* Begin RECORDS PROVIDED *
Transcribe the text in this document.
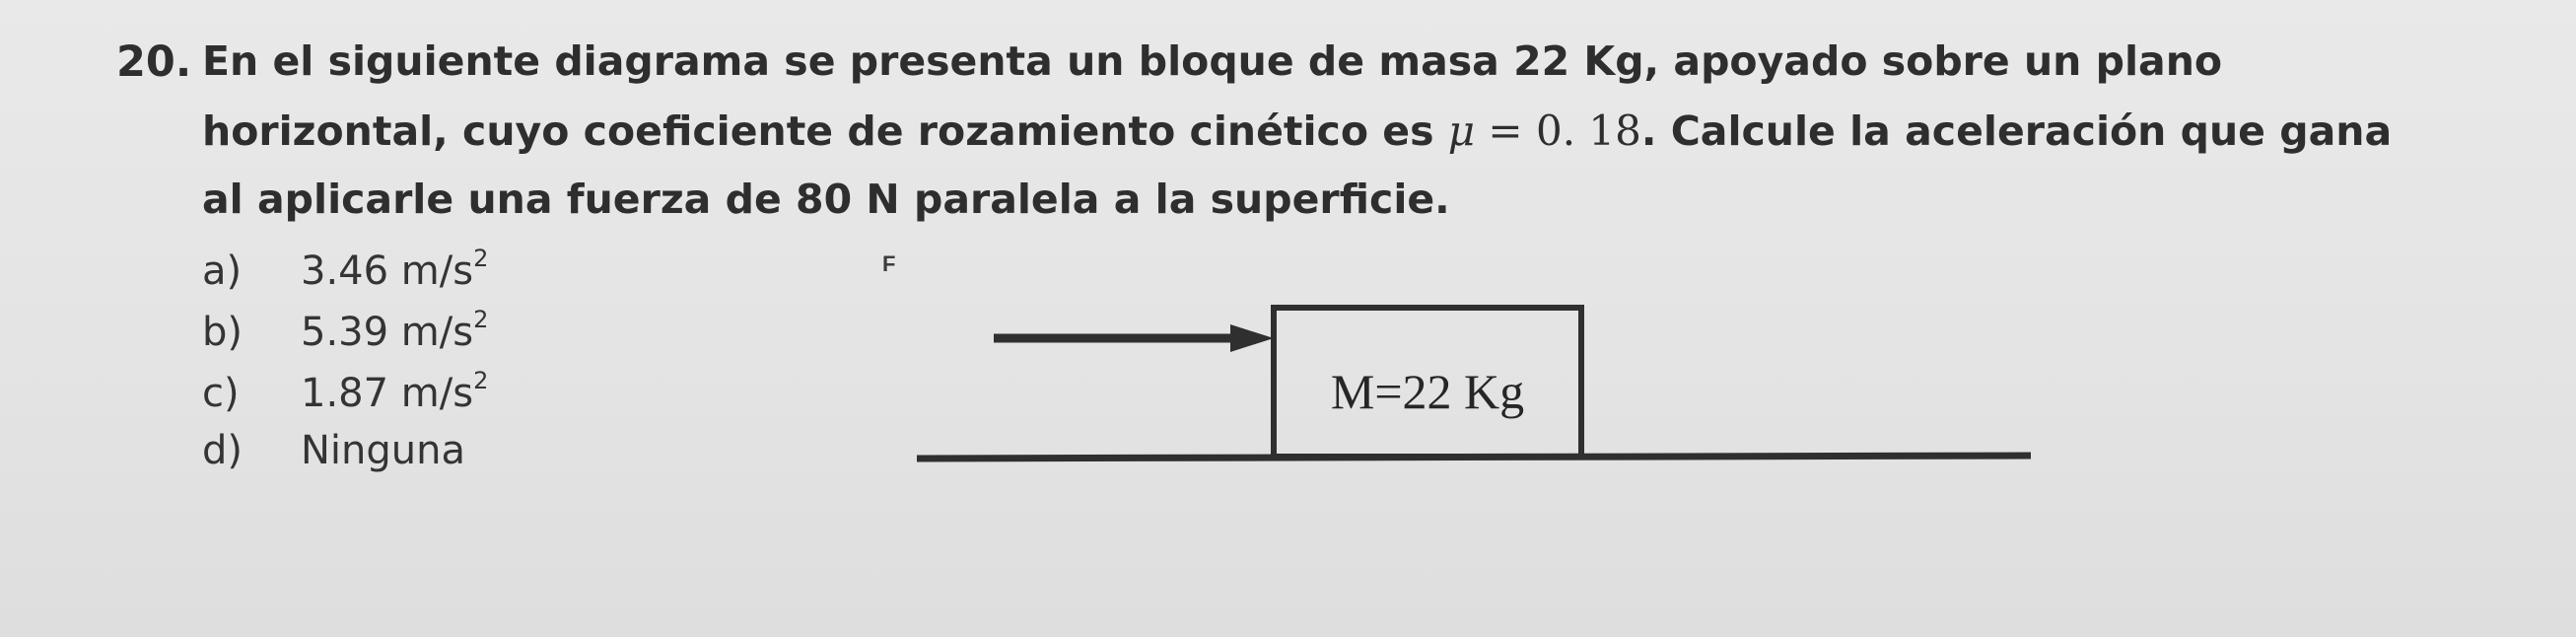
20. En el siguiente diagrama se presenta un bloque de masa 22 Kg, apoyado sobre un plano
horizontal, cuyo coeficiente de rozamiento cinético es μ = 0. 18. Calcule la aceleración que gana
al aplicarle una fuerza de 80 N paralela a la superficie.
a) 3.46 $m/s^2$
b) 5.39 $m/s^2$
c) 1.87 $m/s^2$
d) Ninguna
F
M=22 Kg
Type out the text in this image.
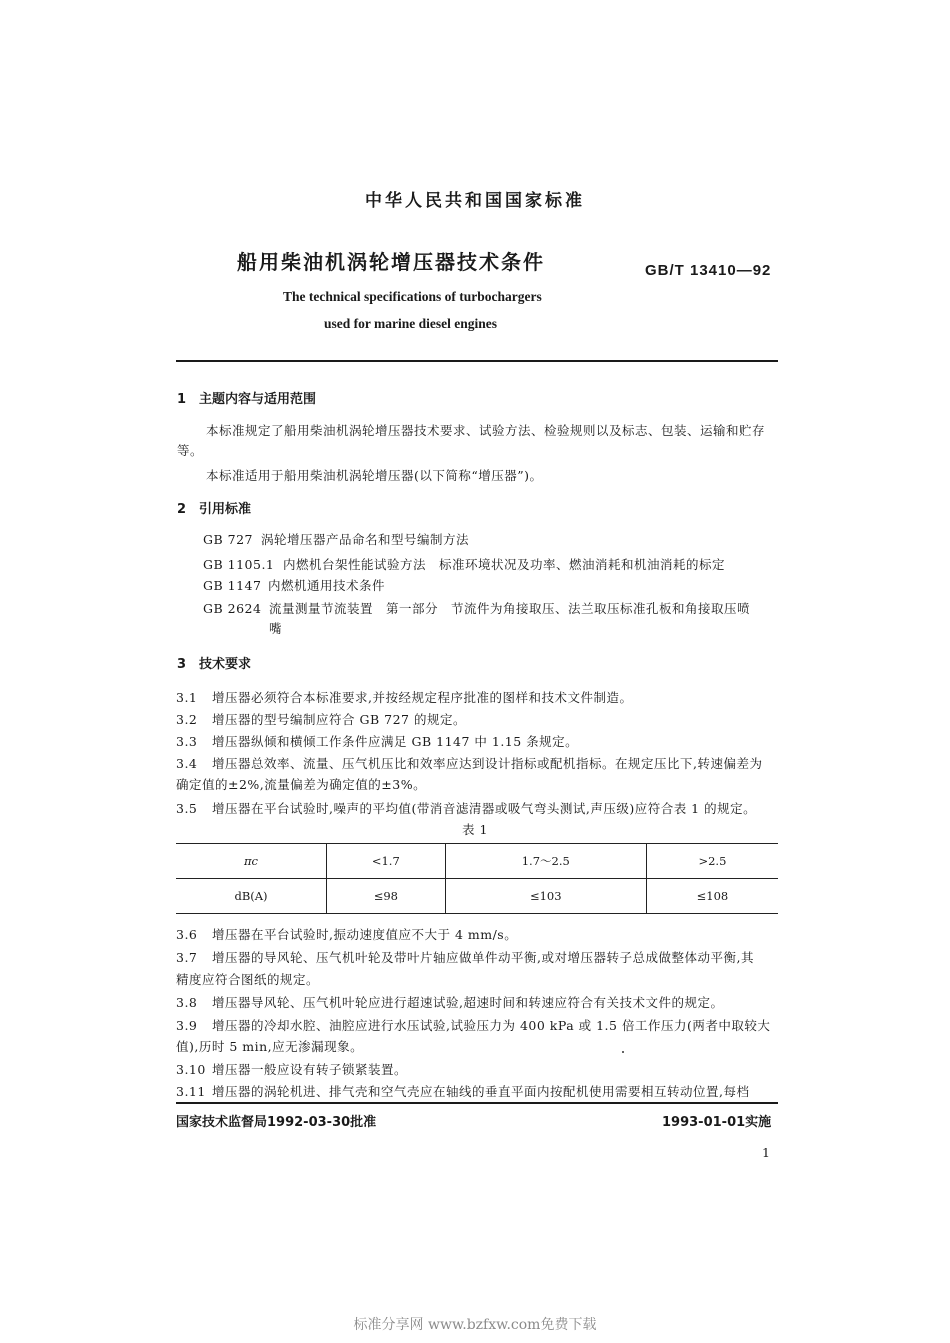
中华人民共和国国家标准
船用柴油机涡轮增压器技术条件	GB/T 13410—92
The technical specifications of turbochargers
used for marine diesel engines
1 主题内容与适用范围
本标准规定了船用柴油机涡轮增压器技术要求、试验方法、检验规则以及标志、包装、运输和贮存
等。
本标准适用于船用柴油机涡轮增压器(以下简称“增压器”)。
2 引用标准
GB 727 涡轮增压器产品命名和型号编制方法
GB 1105.1 内燃机台架性能试验方法　标准环境状况及功率、燃油消耗和机油消耗的标定
GB 1147 内燃机通用技术条件
GB 2624 流量测量节流装置　第一部分　节流件为角接取压、法兰取压标准孔板和角接取压喷
嘴
3 技术要求
3.1 增压器必须符合本标准要求,并按经规定程序批准的图样和技术文件制造。
3.2 增压器的型号编制应符合 GB 727 的规定。
3.3 增压器纵倾和横倾工作条件应满足 GB 1147 中 1.15 条规定。
3.4 增压器总效率、流量、压气机压比和效率应达到设计指标或配机指标。在规定压比下,转速偏差为
确定值的±2%,流量偏差为确定值的±3%。
3.5 增压器在平台试验时,噪声的平均值(带消音滤清器或吸气弯头测试,声压级)应符合表 1 的规定。
表 1
πc	<1.7	1.7～2.5	>2.5
dB(A)	≤98	≤103	≤108
3.6 增压器在平台试验时,振动速度值应不大于 4 mm/s。
3.7 增压器的导风轮、压气机叶轮及带叶片轴应做单件动平衡,或对增压器转子总成做整体动平衡,其
精度应符合图纸的规定。
3.8 增压器导风轮、压气机叶轮应进行超速试验,超速时间和转速应符合有关技术文件的规定。
3.9 增压器的冷却水腔、油腔应进行水压试验,试验压力为 400 kPa 或 1.5 倍工作压力(两者中取较大
值),历时 5 min,应无渗漏现象。
3.10 增压器一般应设有转子锁紧装置。
3.11 增压器的涡轮机进、排气壳和空气壳应在轴线的垂直平面内按配机使用需要相互转动位置,每档
国家技术监督局1992-03-30批准	1993-01-01实施
1
标准分享网 www.bzfxw.com免费下载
* End RECORDS PROVIDED *
GIVEN INSTRUCTION: Repeat the material exactly as it reads, without any of its pictures.

THE RESULT:
Transcribe the text in this document.
20. En el siguiente diagrama se presenta un bloque de masa 22 Kg, apoyado sobre un plano
horizontal, cuyo coeficiente de rozamiento cinético es μ = 0. 18. Calcule la aceleración que gana
al aplicarle una fuerza de 80 N paralela a la superficie.
a) 3.46 $m/s^2$
b) 5.39 $m/s^2$
c) 1.87 $m/s^2$
d) Ninguna
F
M=22 Kg
Type out the text in this image.
中华人民共和国国家标准
船用柴油机涡轮增压器技术条件	GB/T 13410—92
The technical specifications of turbochargers
used for marine diesel engines
1 主题内容与适用范围
本标准规定了船用柴油机涡轮增压器技术要求、试验方法、检验规则以及标志、包装、运输和贮存
等。
本标准适用于船用柴油机涡轮增压器(以下简称“增压器”)。
2 引用标准
GB 727 涡轮增压器产品命名和型号编制方法
GB 1105.1 内燃机台架性能试验方法　标准环境状况及功率、燃油消耗和机油消耗的标定
GB 1147 内燃机通用技术条件
GB 2624 流量测量节流装置　第一部分　节流件为角接取压、法兰取压标准孔板和角接取压喷
嘴
3 技术要求
3.1 增压器必须符合本标准要求,并按经规定程序批准的图样和技术文件制造。
3.2 增压器的型号编制应符合 GB 727 的规定。
3.3 增压器纵倾和横倾工作条件应满足 GB 1147 中 1.15 条规定。
3.4 增压器总效率、流量、压气机压比和效率应达到设计指标或配机指标。在规定压比下,转速偏差为
确定值的±2%,流量偏差为确定值的±3%。
3.5 增压器在平台试验时,噪声的平均值(带消音滤清器或吸气弯头测试,声压级)应符合表 1 的规定。
表 1
πc	<1.7	1.7～2.5	>2.5
dB(A)	≤98	≤103	≤108
3.6 增压器在平台试验时,振动速度值应不大于 4 mm/s。
3.7 增压器的导风轮、压气机叶轮及带叶片轴应做单件动平衡,或对增压器转子总成做整体动平衡,其
精度应符合图纸的规定。
3.8 增压器导风轮、压气机叶轮应进行超速试验,超速时间和转速应符合有关技术文件的规定。
3.9 增压器的冷却水腔、油腔应进行水压试验,试验压力为 400 kPa 或 1.5 倍工作压力(两者中取较大
值),历时 5 min,应无渗漏现象。
3.10 增压器一般应设有转子锁紧装置。
3.11 增压器的涡轮机进、排气壳和空气壳应在轴线的垂直平面内按配机使用需要相互转动位置,每档
国家技术监督局1992-03-30批准	1993-01-01实施
1
标准分享网 www.bzfxw.com免费下载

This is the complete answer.